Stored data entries
※ ※ ※

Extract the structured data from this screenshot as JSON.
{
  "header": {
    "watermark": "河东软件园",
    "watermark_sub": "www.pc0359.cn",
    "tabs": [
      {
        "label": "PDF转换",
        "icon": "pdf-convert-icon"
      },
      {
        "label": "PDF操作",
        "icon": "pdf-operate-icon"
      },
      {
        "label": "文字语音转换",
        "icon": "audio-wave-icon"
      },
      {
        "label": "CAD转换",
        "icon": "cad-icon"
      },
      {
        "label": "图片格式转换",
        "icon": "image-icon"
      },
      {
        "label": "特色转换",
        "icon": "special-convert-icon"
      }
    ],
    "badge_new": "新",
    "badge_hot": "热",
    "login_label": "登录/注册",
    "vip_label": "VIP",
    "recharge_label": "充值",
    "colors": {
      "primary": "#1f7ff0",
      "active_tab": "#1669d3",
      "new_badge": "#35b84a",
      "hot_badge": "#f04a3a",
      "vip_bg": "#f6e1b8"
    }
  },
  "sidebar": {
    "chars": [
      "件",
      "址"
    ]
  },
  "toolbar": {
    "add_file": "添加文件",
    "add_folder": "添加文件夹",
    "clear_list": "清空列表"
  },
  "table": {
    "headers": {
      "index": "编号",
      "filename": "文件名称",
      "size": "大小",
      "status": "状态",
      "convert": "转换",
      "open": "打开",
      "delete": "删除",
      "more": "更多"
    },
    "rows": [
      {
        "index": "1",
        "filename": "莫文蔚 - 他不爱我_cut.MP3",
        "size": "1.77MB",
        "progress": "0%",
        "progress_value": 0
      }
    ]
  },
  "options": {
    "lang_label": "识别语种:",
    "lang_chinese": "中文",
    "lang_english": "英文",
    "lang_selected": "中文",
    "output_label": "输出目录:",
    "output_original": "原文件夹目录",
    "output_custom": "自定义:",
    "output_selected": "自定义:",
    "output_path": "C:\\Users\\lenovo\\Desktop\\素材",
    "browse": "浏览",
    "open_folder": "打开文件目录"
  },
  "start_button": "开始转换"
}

※ ※ ※

→ EXERCISE INSTRUCTIONS
Print the listing above in its entirety, with every line exact.

→ EXERCISE RESULT
Extract the structured data from this screenshot as JSON.
{
  "header": {
    "watermark": "河东软件园",
    "watermark_sub": "www.pc0359.cn",
    "tabs": [
      {
        "label": "PDF转换",
        "icon": "pdf-convert-icon"
      },
      {
        "label": "PDF操作",
        "icon": "pdf-operate-icon"
      },
      {
        "label": "文字语音转换",
        "icon": "audio-wave-icon"
      },
      {
        "label": "CAD转换",
        "icon": "cad-icon"
      },
      {
        "label": "图片格式转换",
        "icon": "image-icon"
      },
      {
        "label": "特色转换",
        "icon": "special-convert-icon"
      }
    ],
    "badge_new": "新",
    "badge_hot": "热",
    "login_label": "登录/注册",
    "vip_label": "VIP",
    "recharge_label": "充值",
    "colors": {
      "primary": "#1f7ff0",
      "active_tab": "#1669d3",
      "new_badge": "#35b84a",
      "hot_badge": "#f04a3a",
      "vip_bg": "#f6e1b8"
    }
  },
  "sidebar": {
    "chars": [
      "件",
      "址"
    ]
  },
  "toolbar": {
    "add_file": "添加文件",
    "add_folder": "添加文件夹",
    "clear_list": "清空列表"
  },
  "table": {
    "headers": {
      "index": "编号",
      "filename": "文件名称",
      "size": "大小",
      "status": "状态",
      "convert": "转换",
      "open": "打开",
      "delete": "删除",
      "more": "更多"
    },
    "rows": [
      {
        "index": "1",
        "filename": "莫文蔚 - 他不爱我_cut.MP3",
        "size": "1.77MB",
        "progress": "0%",
        "progress_value": 0
      }
    ]
  },
  "options": {
    "lang_label": "识别语种:",
    "lang_chinese": "中文",
    "lang_english": "英文",
    "lang_selected": "中文",
    "output_label": "输出目录:",
    "output_original": "原文件夹目录",
    "output_custom": "自定义:",
    "output_selected": "自定义:",
    "output_path": "C:\\Users\\lenovo\\Desktop\\素材",
    "browse": "浏览",
    "open_folder": "打开文件目录"
  },
  "start_button": "开始转换"
}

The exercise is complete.